--- STORED RECORDS ---
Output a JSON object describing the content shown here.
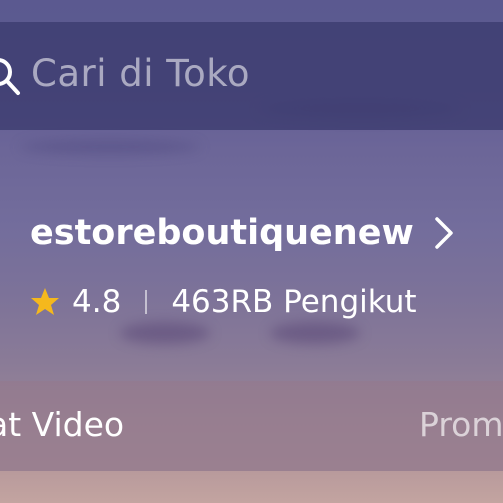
{
  "search": {
    "placeholder": "Cari di Toko",
    "icon": "search-icon"
  },
  "shop": {
    "name": "estoreboutiquenew",
    "rating": "4.8",
    "followers": "463RB Pengikut",
    "star_color": "#f5b81c"
  },
  "tabs": [
    {
      "label": "at Video"
    },
    {
      "label": "Prom"
    }
  ]
}
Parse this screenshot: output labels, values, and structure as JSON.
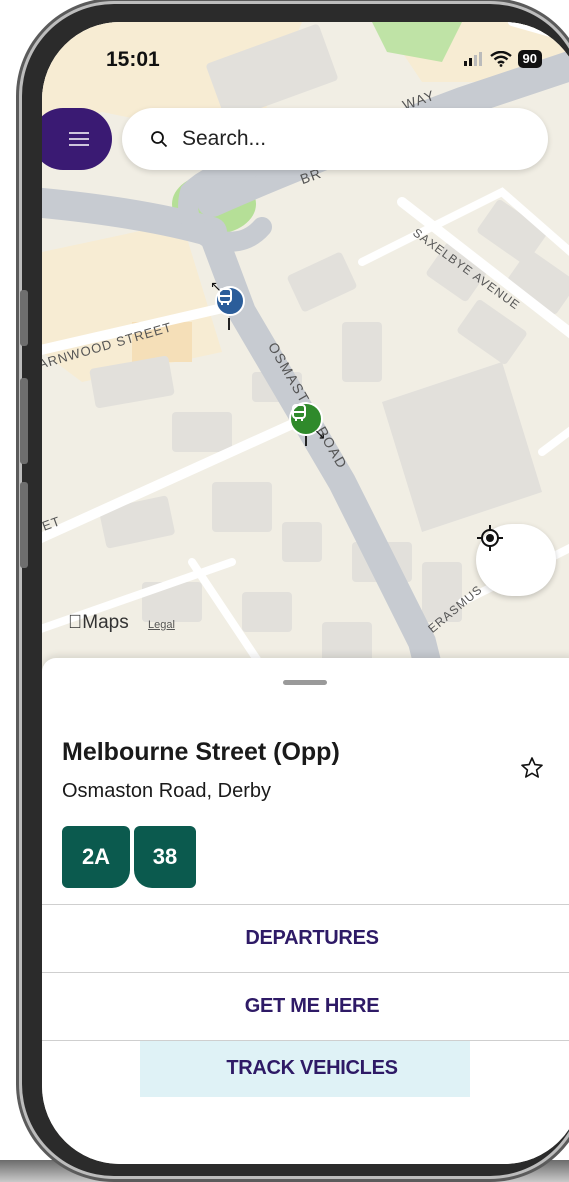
{
  "status_bar": {
    "time": "15:01",
    "battery": "90"
  },
  "search": {
    "placeholder": "Search..."
  },
  "map": {
    "labels": {
      "street1": "ARNWOOD STREET",
      "street2": "OSMASTON ROAD",
      "street3": "SAXELBYE AVENUE",
      "street4": "ERASMUS",
      "street5": "WAY",
      "street6": "BR",
      "street7": "ET"
    },
    "attribution": "Maps",
    "legal": "Legal"
  },
  "stop": {
    "name": "Melbourne Street (Opp)",
    "location": "Osmaston Road, Derby",
    "routes": [
      "2A",
      "38"
    ]
  },
  "actions": {
    "departures": "DEPARTURES",
    "get_me_here": "GET ME HERE",
    "track_vehicles": "TRACK VEHICLES"
  },
  "colors": {
    "brand_purple": "#3a1a73",
    "route_green": "#0b5a4e",
    "action_text": "#2e1a66",
    "track_highlight": "#dff2f6"
  }
}
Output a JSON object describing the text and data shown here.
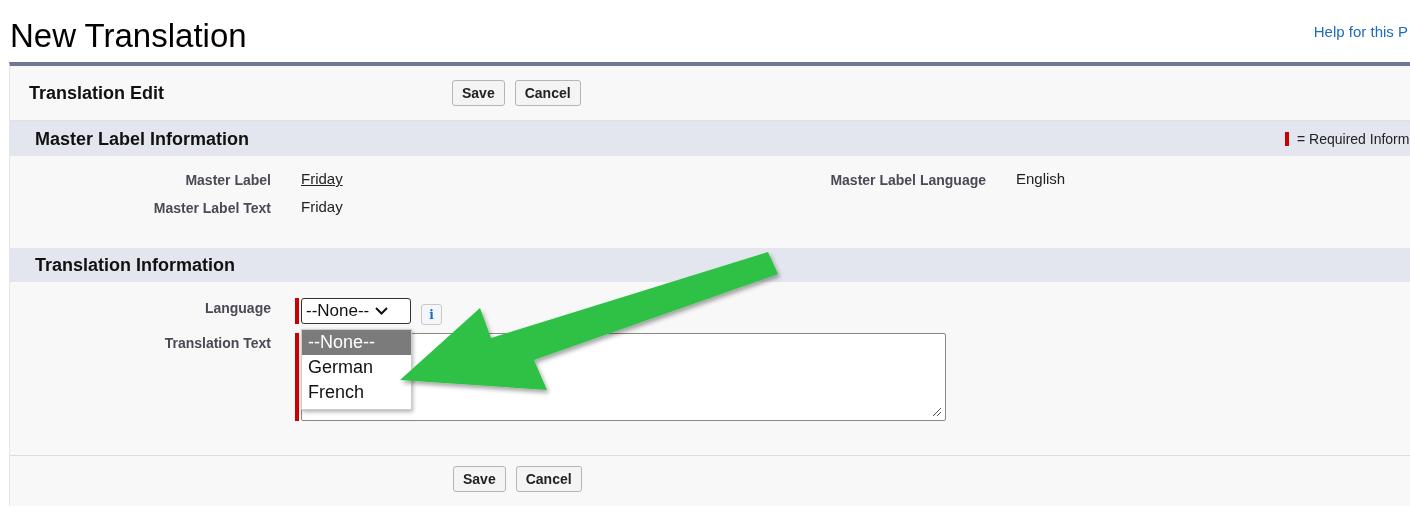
{
  "page": {
    "title": "New Translation",
    "help_link": "Help for this P"
  },
  "panel": {
    "title": "Translation Edit",
    "buttons": [
      "Save",
      "Cancel"
    ],
    "footer_buttons": [
      "Save",
      "Cancel"
    ]
  },
  "master_section": {
    "title": "Master Label Information",
    "required_legend": "= Required Inform",
    "left_fields": [
      {
        "label": "Master Label",
        "value": "Friday",
        "link": true
      },
      {
        "label": "Master Label Text",
        "value": "Friday",
        "link": false
      }
    ],
    "right_fields": [
      {
        "label": "Master Label Language",
        "value": "English",
        "link": false
      }
    ]
  },
  "translation_section": {
    "title": "Translation Information",
    "language": {
      "label": "Language",
      "value": "--None--",
      "required": true,
      "info": "i",
      "options": [
        {
          "label": "--None--",
          "selected": true
        },
        {
          "label": "German",
          "selected": false
        },
        {
          "label": "French",
          "selected": false
        }
      ]
    },
    "translation_text": {
      "label": "Translation Text",
      "required": true
    }
  }
}
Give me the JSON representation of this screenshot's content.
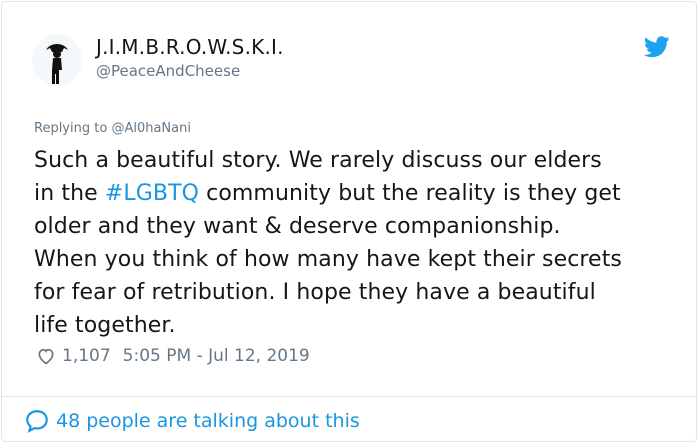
{
  "author": {
    "display_name": "J.I.M.B.R.O.W.S.K.I.",
    "handle": "@PeaceAndCheese"
  },
  "reply": {
    "prefix": "Replying to ",
    "target": "@Al0haNani"
  },
  "tweet": {
    "lines": [
      [
        "Such a beautiful story. We rarely discuss our elders"
      ],
      [
        "in the ",
        "#LGBTQ",
        " community but the reality is they get"
      ],
      [
        "older and they want & deserve companionship."
      ],
      [
        "When you think of how many have kept their secrets"
      ],
      [
        "for fear of retribution.  I hope they have a beautiful"
      ],
      [
        "life together."
      ]
    ],
    "hashtag": "#LGBTQ"
  },
  "meta": {
    "likes": "1,107",
    "timestamp": "5:05 PM - Jul 12, 2019"
  },
  "footer": {
    "talking": "48 people are talking about this"
  },
  "colors": {
    "link": "#1b95e0",
    "secondary": "#657786",
    "text": "#14171a",
    "border": "#e1e8ed"
  },
  "icons": {
    "avatar": "silhouette-avatar",
    "brand": "twitter-bird-icon",
    "like": "heart-outline-icon",
    "reply": "speech-bubble-icon"
  }
}
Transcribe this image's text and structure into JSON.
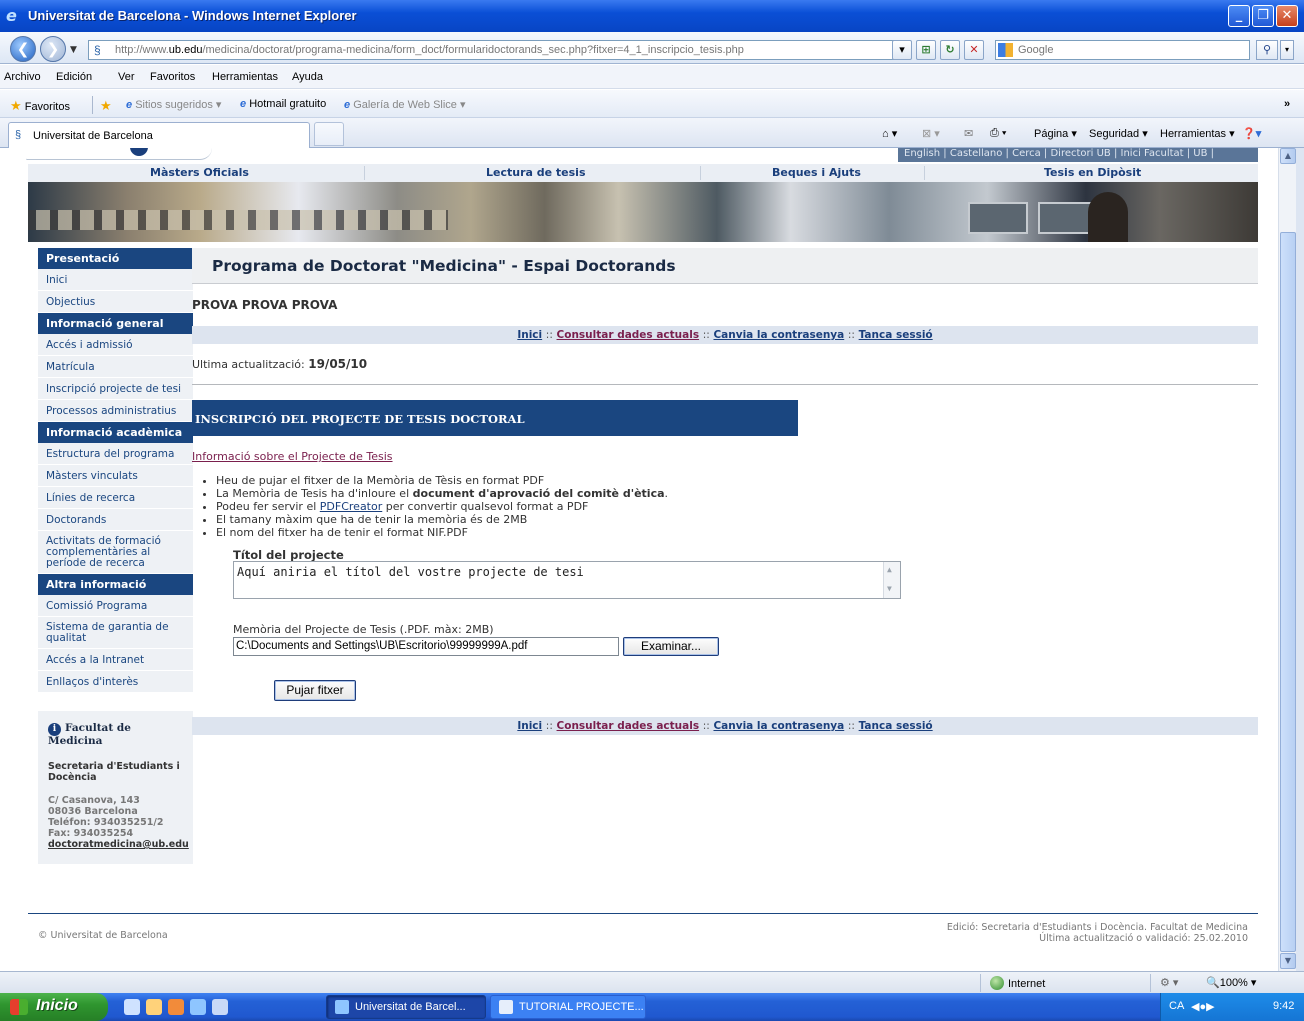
{
  "window": {
    "title": "Universitat de Barcelona - Windows Internet Explorer"
  },
  "addressbar": {
    "url_prefix": "http://www.",
    "url_host": "ub.edu",
    "url_path": "/medicina/doctorat/programa-medicina/form_doct/formularidoctorands_sec.php?fitxer=4_1_inscripcio_tesis.php",
    "search_placeholder": "Google"
  },
  "menubar": [
    "Archivo",
    "Edición",
    "Ver",
    "Favoritos",
    "Herramientas",
    "Ayuda"
  ],
  "favbar": {
    "favorites": "Favoritos",
    "suggested": "Sitios sugeridos",
    "hotmail": "Hotmail gratuito",
    "webslice": "Galería de Web Slice"
  },
  "tabs": {
    "active_tab": "Universitat de Barcelona",
    "page_menu": "Página",
    "safety_menu": "Seguridad",
    "tools_menu": "Herramientas"
  },
  "page": {
    "toplinks": "English | Castellano | Cerca | Directori UB | Inici Facultat | UB |",
    "sectionnav": [
      "Màsters Oficials",
      "Lectura de tesis",
      "Beques i Ajuts",
      "Tesis en Dipòsit"
    ],
    "sidebar": {
      "presentacio": "Presentació",
      "inici": "Inici",
      "objectius": "Objectius",
      "info_general": "Informació general",
      "acces": "Accés i admissió",
      "matricula": "Matrícula",
      "inscripcio": "Inscripció projecte de tesi",
      "processos": "Processos administratius",
      "info_academica": "Informació acadèmica",
      "estructura": "Estructura del programa",
      "masters": "Màsters vinculats",
      "linies": "Línies de recerca",
      "doctorands": "Doctorands",
      "activitats": "Activitats de formació complementàries al període de recerca",
      "altra_info": "Altra informació",
      "comissio": "Comissió Programa",
      "sistema": "Sistema de garantia de qualitat",
      "intranet": "Accés a la Intranet",
      "enllacos": "Enllaços d'interès"
    },
    "faculty": {
      "name": "Facultat de Medicina",
      "secretaria": "Secretaria d'Estudiants i Docència",
      "address1": "C/ Casanova, 143",
      "address2": "08036 Barcelona",
      "phone": "Teléfon: 934035251/2",
      "fax": "Fax: 934035254",
      "email": "doctoratmedicina@ub.edu"
    },
    "main": {
      "title": "Programa de Doctorat \"Medicina\" - Espai Doctorands",
      "user": "PROVA PROVA PROVA",
      "links": {
        "inici": "Inici",
        "consultar": "Consultar dades actuals",
        "canvia": "Canvia la contrasenya",
        "tanca": "Tanca sessió",
        "sep": "::"
      },
      "last_update_label": "Ultima actualització:",
      "last_update_value": "19/05/10",
      "section_header": "INSCRIPCIÓ DEL PROJECTE DE TESIS DOCTORAL",
      "info_link": "Informació sobre el Projecte de Tesis",
      "bullet1": "Heu de pujar el fitxer de la Memòria de Tèsis en format PDF",
      "bullet2_pre": "La Memòria de Tesis ha d'inloure el ",
      "bullet2_bold": "document d'aprovació del comitè d'ètica",
      "bullet2_post": ".",
      "bullet3_pre": "Podeu fer servir el ",
      "bullet3_link": "PDFCreator",
      "bullet3_post": " per convertir qualsevol format a PDF",
      "bullet4": "El tamany màxim que ha de tenir la memòria és de 2MB",
      "bullet5": "El nom del fitxer ha de tenir el format NIF.PDF",
      "title_label": "Títol del projecte",
      "title_value": "Aquí aniria el títol del vostre projecte de tesi",
      "file_label": "Memòria del Projecte de Tesis (.PDF. màx: 2MB)",
      "file_value": "C:\\Documents and Settings\\UB\\Escritorio\\99999999A.pdf",
      "browse_button": "Examinar...",
      "upload_button": "Pujar fitxer"
    },
    "footer": {
      "copyright": "© Universitat de Barcelona",
      "edition": "Edició: Secretaria d'Estudiants i Docència. Facultat de Medicina",
      "validation": "Última actualització o validació: 25.02.2010"
    }
  },
  "statusbar": {
    "zone": "Internet",
    "zoom": "100%"
  },
  "taskbar": {
    "start": "Inicio",
    "task1": "Universitat de Barcel...",
    "task2": "TUTORIAL PROJECTE...",
    "lang": "CA",
    "time": "9:42"
  }
}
---
• WHAT IS NEEDED: Write out the listing above again, exactly, but with no pictures in the copy.

• REPLY:
Output a JSON object describing the content shown here.
{
  "search": {
    "placeholder": "Cari di Toko",
    "icon": "search-icon"
  },
  "shop": {
    "name": "estoreboutiquenew",
    "rating": "4.8",
    "followers": "463RB Pengikut",
    "star_color": "#f5b81c"
  },
  "tabs": [
    {
      "label": "at Video"
    },
    {
      "label": "Prom"
    }
  ]
}
Parse this screenshot: output labels, values, and structure as JSON.
{
  "status_bar": {
    "time": "15:01",
    "battery": "90"
  },
  "search": {
    "placeholder": "Search..."
  },
  "map": {
    "labels": {
      "street1": "ARNWOOD STREET",
      "street2": "OSMASTON ROAD",
      "street3": "SAXELBYE AVENUE",
      "street4": "ERASMUS",
      "street5": "WAY",
      "street6": "BR",
      "street7": "ET"
    },
    "attribution": "Maps",
    "legal": "Legal"
  },
  "stop": {
    "name": "Melbourne Street (Opp)",
    "location": "Osmaston Road, Derby",
    "routes": [
      "2A",
      "38"
    ]
  },
  "actions": {
    "departures": "DEPARTURES",
    "get_me_here": "GET ME HERE",
    "track_vehicles": "TRACK VEHICLES"
  },
  "colors": {
    "brand_purple": "#3a1a73",
    "route_green": "#0b5a4e",
    "action_text": "#2e1a66",
    "track_highlight": "#dff2f6"
  }
}
Output a JSON object describing the text and data shown here.
{
  "page": {
    "title": "New Translation",
    "help_link": "Help for this P"
  },
  "panel": {
    "title": "Translation Edit",
    "buttons": [
      "Save",
      "Cancel"
    ],
    "footer_buttons": [
      "Save",
      "Cancel"
    ]
  },
  "master_section": {
    "title": "Master Label Information",
    "required_legend": "= Required Inform",
    "left_fields": [
      {
        "label": "Master Label",
        "value": "Friday",
        "link": true
      },
      {
        "label": "Master Label Text",
        "value": "Friday",
        "link": false
      }
    ],
    "right_fields": [
      {
        "label": "Master Label Language",
        "value": "English",
        "link": false
      }
    ]
  },
  "translation_section": {
    "title": "Translation Information",
    "language": {
      "label": "Language",
      "value": "--None--",
      "required": true,
      "info": "i",
      "options": [
        {
          "label": "--None--",
          "selected": true
        },
        {
          "label": "German",
          "selected": false
        },
        {
          "label": "French",
          "selected": false
        }
      ]
    },
    "translation_text": {
      "label": "Translation Text",
      "required": true
    }
  }
}
Give me the JSON representation of this screenshot's content.
{
  "author": {
    "display_name": "J.I.M.B.R.O.W.S.K.I.",
    "handle": "@PeaceAndCheese"
  },
  "reply": {
    "prefix": "Replying to ",
    "target": "@Al0haNani"
  },
  "tweet": {
    "lines": [
      [
        "Such a beautiful story. We rarely discuss our elders"
      ],
      [
        "in the ",
        "#LGBTQ",
        " community but the reality is they get"
      ],
      [
        "older and they want & deserve companionship."
      ],
      [
        "When you think of how many have kept their secrets"
      ],
      [
        "for fear of retribution.  I hope they have a beautiful"
      ],
      [
        "life together."
      ]
    ],
    "hashtag": "#LGBTQ"
  },
  "meta": {
    "likes": "1,107",
    "timestamp": "5:05 PM - Jul 12, 2019"
  },
  "footer": {
    "talking": "48 people are talking about this"
  },
  "colors": {
    "link": "#1b95e0",
    "secondary": "#657786",
    "text": "#14171a",
    "border": "#e1e8ed"
  },
  "icons": {
    "avatar": "silhouette-avatar",
    "brand": "twitter-bird-icon",
    "like": "heart-outline-icon",
    "reply": "speech-bubble-icon"
  }
}
Transcribe this image's text and structure into JSON.
{
  "window": {
    "title": "Universitat de Barcelona - Windows Internet Explorer"
  },
  "addressbar": {
    "url_prefix": "http://www.",
    "url_host": "ub.edu",
    "url_path": "/medicina/doctorat/programa-medicina/form_doct/formularidoctorands_sec.php?fitxer=4_1_inscripcio_tesis.php",
    "search_placeholder": "Google"
  },
  "menubar": [
    "Archivo",
    "Edición",
    "Ver",
    "Favoritos",
    "Herramientas",
    "Ayuda"
  ],
  "favbar": {
    "favorites": "Favoritos",
    "suggested": "Sitios sugeridos",
    "hotmail": "Hotmail gratuito",
    "webslice": "Galería de Web Slice"
  },
  "tabs": {
    "active_tab": "Universitat de Barcelona",
    "page_menu": "Página",
    "safety_menu": "Seguridad",
    "tools_menu": "Herramientas"
  },
  "page": {
    "toplinks": "English | Castellano | Cerca | Directori UB | Inici Facultat | UB |",
    "sectionnav": [
      "Màsters Oficials",
      "Lectura de tesis",
      "Beques i Ajuts",
      "Tesis en Dipòsit"
    ],
    "sidebar": {
      "presentacio": "Presentació",
      "inici": "Inici",
      "objectius": "Objectius",
      "info_general": "Informació general",
      "acces": "Accés i admissió",
      "matricula": "Matrícula",
      "inscripcio": "Inscripció projecte de tesi",
      "processos": "Processos administratius",
      "info_academica": "Informació acadèmica",
      "estructura": "Estructura del programa",
      "masters": "Màsters vinculats",
      "linies": "Línies de recerca",
      "doctorands": "Doctorands",
      "activitats": "Activitats de formació complementàries al període de recerca",
      "altra_info": "Altra informació",
      "comissio": "Comissió Programa",
      "sistema": "Sistema de garantia de qualitat",
      "intranet": "Accés a la Intranet",
      "enllacos": "Enllaços d'interès"
    },
    "faculty": {
      "name": "Facultat de Medicina",
      "secretaria": "Secretaria d'Estudiants i Docència",
      "address1": "C/ Casanova, 143",
      "address2": "08036 Barcelona",
      "phone": "Teléfon: 934035251/2",
      "fax": "Fax: 934035254",
      "email": "doctoratmedicina@ub.edu"
    },
    "main": {
      "title": "Programa de Doctorat \"Medicina\" - Espai Doctorands",
      "user": "PROVA PROVA PROVA",
      "links": {
        "inici": "Inici",
        "consultar": "Consultar dades actuals",
        "canvia": "Canvia la contrasenya",
        "tanca": "Tanca sessió",
        "sep": "::"
      },
      "last_update_label": "Ultima actualització:",
      "last_update_value": "19/05/10",
      "section_header": "INSCRIPCIÓ DEL PROJECTE DE TESIS DOCTORAL",
      "info_link": "Informació sobre el Projecte de Tesis",
      "bullet1": "Heu de pujar el fitxer de la Memòria de Tèsis en format PDF",
      "bullet2_pre": "La Memòria de Tesis ha d'inloure el ",
      "bullet2_bold": "document d'aprovació del comitè d'ètica",
      "bullet2_post": ".",
      "bullet3_pre": "Podeu fer servir el ",
      "bullet3_link": "PDFCreator",
      "bullet3_post": " per convertir qualsevol format a PDF",
      "bullet4": "El tamany màxim que ha de tenir la memòria és de 2MB",
      "bullet5": "El nom del fitxer ha de tenir el format NIF.PDF",
      "title_label": "Títol del projecte",
      "title_value": "Aquí aniria el títol del vostre projecte de tesi",
      "file_label": "Memòria del Projecte de Tesis (.PDF. màx: 2MB)",
      "file_value": "C:\\Documents and Settings\\UB\\Escritorio\\99999999A.pdf",
      "browse_button": "Examinar...",
      "upload_button": "Pujar fitxer"
    },
    "footer": {
      "copyright": "© Universitat de Barcelona",
      "edition": "Edició: Secretaria d'Estudiants i Docència. Facultat de Medicina",
      "validation": "Última actualització o validació: 25.02.2010"
    }
  },
  "statusbar": {
    "zone": "Internet",
    "zoom": "100%"
  },
  "taskbar": {
    "start": "Inicio",
    "task1": "Universitat de Barcel...",
    "task2": "TUTORIAL PROJECTE...",
    "lang": "CA",
    "time": "9:42"
  }
}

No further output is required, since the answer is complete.